Set every record down verbatim and omit the pictures.

## BEGIN Records supplied

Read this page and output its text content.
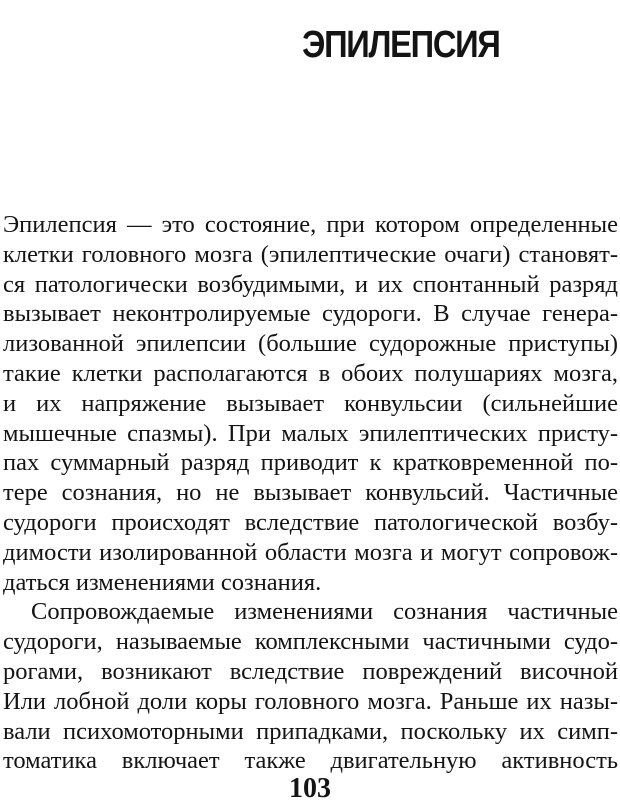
ЭПИЛЕПСИЯ
Эпилепсия — это состояние, при котором определенные
клетки головного мозга (эпилептические очаги) становят-
ся патологически возбудимыми, и их спонтанный разряд
вызывает неконтролируемые судороги. В случае генера-
лизованной эпилепсии (большие судорожные приступы)
такие клетки располагаются в обоих полушариях мозга,
и их напряжение вызывает конвульсии (сильнейшие
мышечные спазмы). При малых эпилептических присту-
пах суммарный разряд приводит к кратковременной по-
тере сознания, но не вызывает конвульсий. Частичные
судороги происходят вследствие патологической возбу-
димости изолированной области мозга и могут сопровож-
даться изменениями сознания.
Сопровождаемые изменениями сознания частичные
судороги, называемые комплексными частичными судо-
рогами, возникают вследствие повреждений височной
Или лобной доли коры головного мозга. Раньше их назы-
вали психомоторными припадками, поскольку их симп-
томатика включает также двигательную активность
103
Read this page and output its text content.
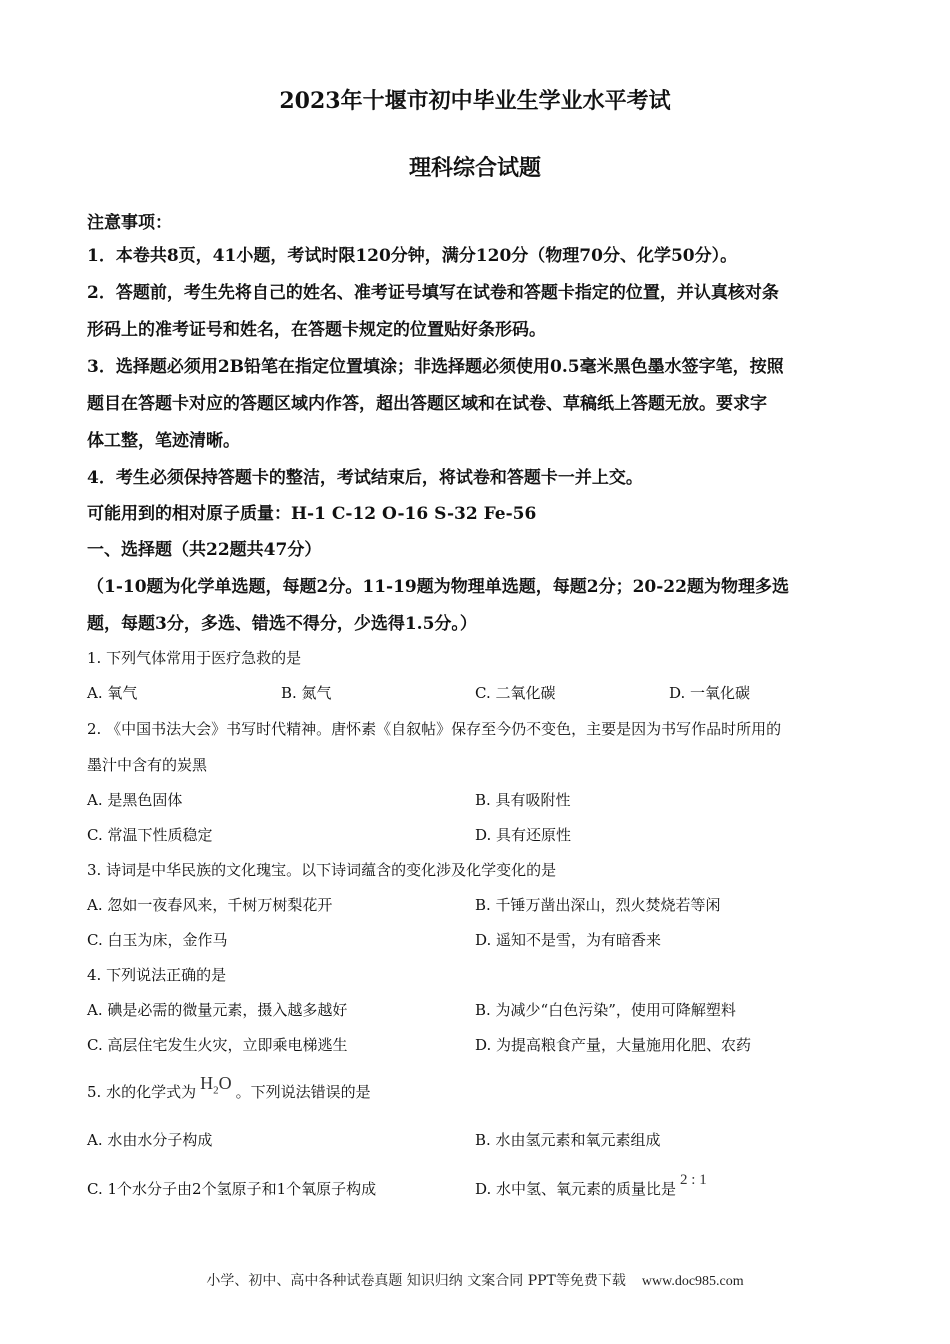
2023年十堰市初中毕业生学业水平考试
理科综合试题
注意事项：
1．本卷共8页，41小题，考试时限120分钟，满分120分（物理70分、化学50分）。
2．答题前，考生先将自己的姓名、准考证号填写在试卷和答题卡指定的位置，并认真核对条
形码上的准考证号和姓名，在答题卡规定的位置贴好条形码。
3．选择题必须用2B铅笔在指定位置填涂；非选择题必须使用0.5毫米黑色墨水签字笔，按照
题目在答题卡对应的答题区域内作答，超出答题区域和在试卷、草稿纸上答题无放。要求字
体工整，笔迹清晰。
4．考生必须保持答题卡的整洁，考试结束后，将试卷和答题卡一并上交。
可能用到的相对原子质量：H-1 C-12 O-16 S-32 Fe-56
一、选择题（共22题共47分）
（1-10题为化学单选题，每题2分。11-19题为物理单选题，每题2分；20-22题为物理多选
题，每题3分，多选、错选不得分，少选得1.5分。）
1. 下列气体常用于医疗急救的是
A. 氧气	B. 氮气	C. 二氧化碳	D. 一氧化碳
2. 《中国书法大会》书写时代精神。唐怀素《自叙帖》保存至今仍不变色，主要是因为书写作品时所用的
墨汁中含有的炭黑
A. 是黑色固体	B. 具有吸附性
C. 常温下性质稳定	D. 具有还原性
3. 诗词是中华民族的文化瑰宝。以下诗词蕴含的变化涉及化学变化的是
A. 忽如一夜春风来，千树万树梨花开	B. 千锤万凿出深山，烈火焚烧若等闲
C. 白玉为床，金作马	D. 遥知不是雪，为有暗香来
4. 下列说法正确的是
A. 碘是必需的微量元素，摄入越多越好	B. 为减少“白色污染”，使用可降解塑料
C. 高层住宅发生火灾，立即乘电梯逃生	D. 为提高粮食产量，大量施用化肥、农药
5. 水的化学式为 $H_2O$ 。下列说法错误的是
A. 水由水分子构成	B. 水由氢元素和氧元素组成
C. 1个水分子由2个氢原子和1个氧原子构成	D. 水中氢、氧元素的质量比是 2 : 1
小学、初中、高中各种试卷真题 知识归纳 文案合同 PPT等免费下载 www.doc985.com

## END Records supplied

[Correct result]:
Read this page and output its text content.
ЭПИЛЕПСИЯ
Эпилепсия — это состояние, при котором определенные
клетки головного мозга (эпилептические очаги) становят-
ся патологически возбудимыми, и их спонтанный разряд
вызывает неконтролируемые судороги. В случае генера-
лизованной эпилепсии (большие судорожные приступы)
такие клетки располагаются в обоих полушариях мозга,
и их напряжение вызывает конвульсии (сильнейшие
мышечные спазмы). При малых эпилептических присту-
пах суммарный разряд приводит к кратковременной по-
тере сознания, но не вызывает конвульсий. Частичные
судороги происходят вследствие патологической возбу-
димости изолированной области мозга и могут сопровож-
даться изменениями сознания.
Сопровождаемые изменениями сознания частичные
судороги, называемые комплексными частичными судо-
рогами, возникают вследствие повреждений височной
Или лобной доли коры головного мозга. Раньше их назы-
вали психомоторными припадками, поскольку их симп-
томатика включает также двигательную активность
103
Read this page and output its text content.
2023年十堰市初中毕业生学业水平考试
理科综合试题
注意事项：
1．本卷共8页，41小题，考试时限120分钟，满分120分（物理70分、化学50分）。
2．答题前，考生先将自己的姓名、准考证号填写在试卷和答题卡指定的位置，并认真核对条
形码上的准考证号和姓名，在答题卡规定的位置贴好条形码。
3．选择题必须用2B铅笔在指定位置填涂；非选择题必须使用0.5毫米黑色墨水签字笔，按照
题目在答题卡对应的答题区域内作答，超出答题区域和在试卷、草稿纸上答题无放。要求字
体工整，笔迹清晰。
4．考生必须保持答题卡的整洁，考试结束后，将试卷和答题卡一并上交。
可能用到的相对原子质量：H-1 C-12 O-16 S-32 Fe-56
一、选择题（共22题共47分）
（1-10题为化学单选题，每题2分。11-19题为物理单选题，每题2分；20-22题为物理多选
题，每题3分，多选、错选不得分，少选得1.5分。）
1. 下列气体常用于医疗急救的是
A. 氧气	B. 氮气	C. 二氧化碳	D. 一氧化碳
2. 《中国书法大会》书写时代精神。唐怀素《自叙帖》保存至今仍不变色，主要是因为书写作品时所用的
墨汁中含有的炭黑
A. 是黑色固体	B. 具有吸附性
C. 常温下性质稳定	D. 具有还原性
3. 诗词是中华民族的文化瑰宝。以下诗词蕴含的变化涉及化学变化的是
A. 忽如一夜春风来，千树万树梨花开	B. 千锤万凿出深山，烈火焚烧若等闲
C. 白玉为床，金作马	D. 遥知不是雪，为有暗香来
4. 下列说法正确的是
A. 碘是必需的微量元素，摄入越多越好	B. 为减少“白色污染”，使用可降解塑料
C. 高层住宅发生火灾，立即乘电梯逃生	D. 为提高粮食产量，大量施用化肥、农药
5. 水的化学式为 $H_2O$ 。下列说法错误的是
A. 水由水分子构成	B. 水由氢元素和氧元素组成
C. 1个水分子由2个氢原子和1个氧原子构成	D. 水中氢、氧元素的质量比是 2 : 1
小学、初中、高中各种试卷真题 知识归纳 文案合同 PPT等免费下载 www.doc985.com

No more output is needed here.